Task requirements -> Which lines in the material below contain the word "arte"? Copy each of them.

::: Rows :::

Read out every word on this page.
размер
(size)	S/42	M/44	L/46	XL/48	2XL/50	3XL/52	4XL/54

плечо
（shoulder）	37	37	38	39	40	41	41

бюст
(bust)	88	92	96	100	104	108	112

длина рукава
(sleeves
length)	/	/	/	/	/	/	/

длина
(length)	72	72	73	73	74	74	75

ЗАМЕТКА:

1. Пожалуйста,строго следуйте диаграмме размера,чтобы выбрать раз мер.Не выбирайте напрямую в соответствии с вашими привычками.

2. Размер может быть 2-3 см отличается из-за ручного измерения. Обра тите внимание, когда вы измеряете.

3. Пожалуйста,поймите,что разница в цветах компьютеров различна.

:::
::: Rows :::

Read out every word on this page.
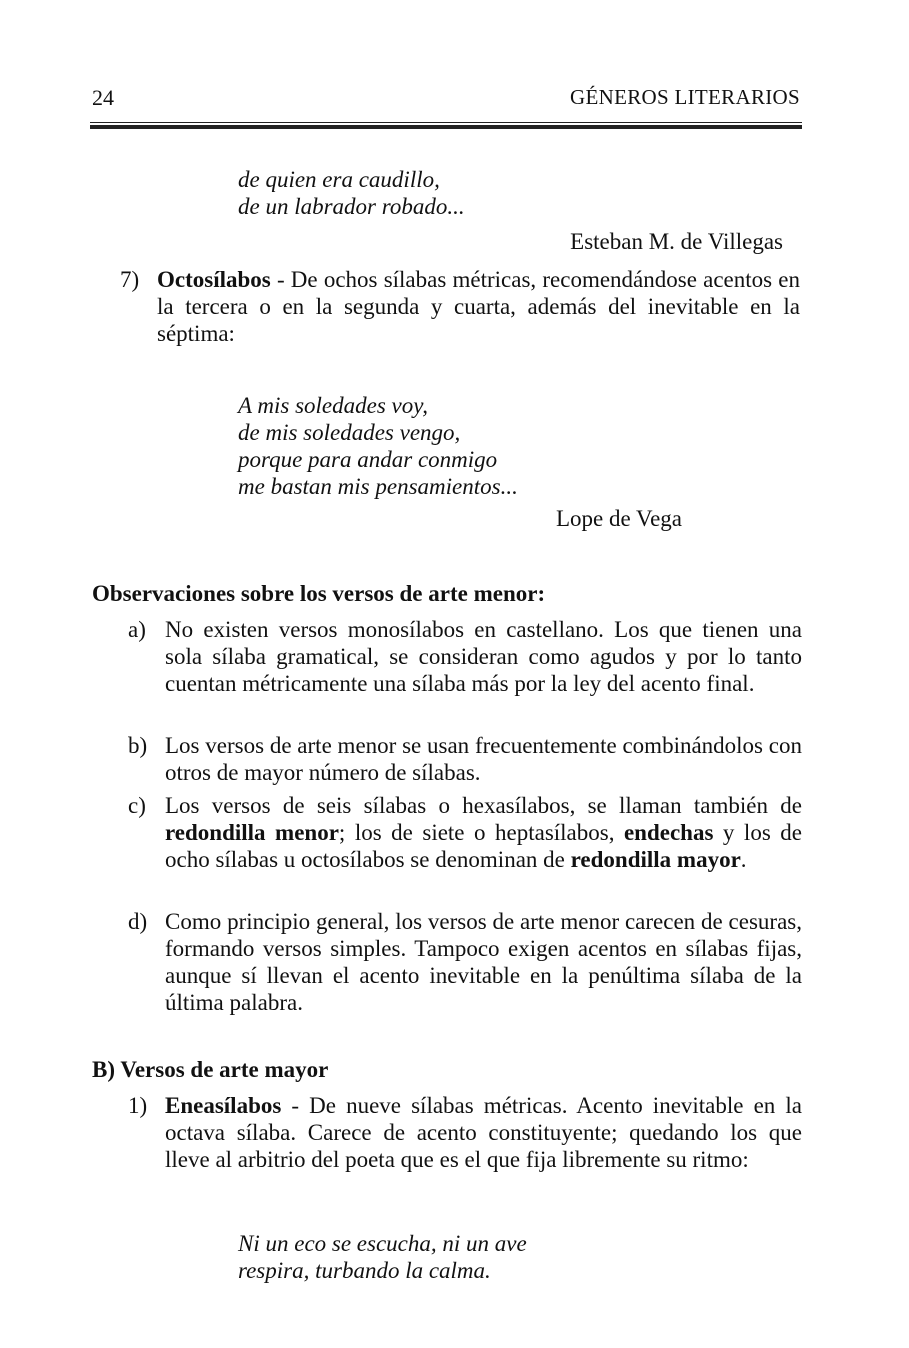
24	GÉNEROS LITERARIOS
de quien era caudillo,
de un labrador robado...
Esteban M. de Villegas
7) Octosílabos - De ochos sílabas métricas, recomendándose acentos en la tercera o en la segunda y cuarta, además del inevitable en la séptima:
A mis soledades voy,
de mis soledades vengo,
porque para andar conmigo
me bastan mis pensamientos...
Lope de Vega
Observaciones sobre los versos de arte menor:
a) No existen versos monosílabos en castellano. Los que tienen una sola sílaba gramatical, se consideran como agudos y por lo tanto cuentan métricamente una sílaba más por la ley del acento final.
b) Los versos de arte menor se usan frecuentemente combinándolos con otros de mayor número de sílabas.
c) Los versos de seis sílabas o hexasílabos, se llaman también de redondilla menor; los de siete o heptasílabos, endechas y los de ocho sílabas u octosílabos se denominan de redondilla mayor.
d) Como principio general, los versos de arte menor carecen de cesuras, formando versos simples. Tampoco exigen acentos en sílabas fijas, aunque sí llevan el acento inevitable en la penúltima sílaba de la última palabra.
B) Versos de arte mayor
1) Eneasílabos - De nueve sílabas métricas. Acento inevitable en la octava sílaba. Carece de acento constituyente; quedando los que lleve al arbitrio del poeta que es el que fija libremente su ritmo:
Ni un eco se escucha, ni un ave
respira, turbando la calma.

:::

Answer ->
Observaciones sobre los versos de arte menor:
b) Los versos de arte menor se usan frecuentemente combinándolos con otros de mayor número de sílabas.
d) Como principio general, los versos de arte menor carecen de cesuras, formando versos simples. Tampoco exigen acentos en sílabas fijas, aunque sí llevan el acento inevitable en la penúltima sílaba de la última palabra.
B) Versos de arte mayor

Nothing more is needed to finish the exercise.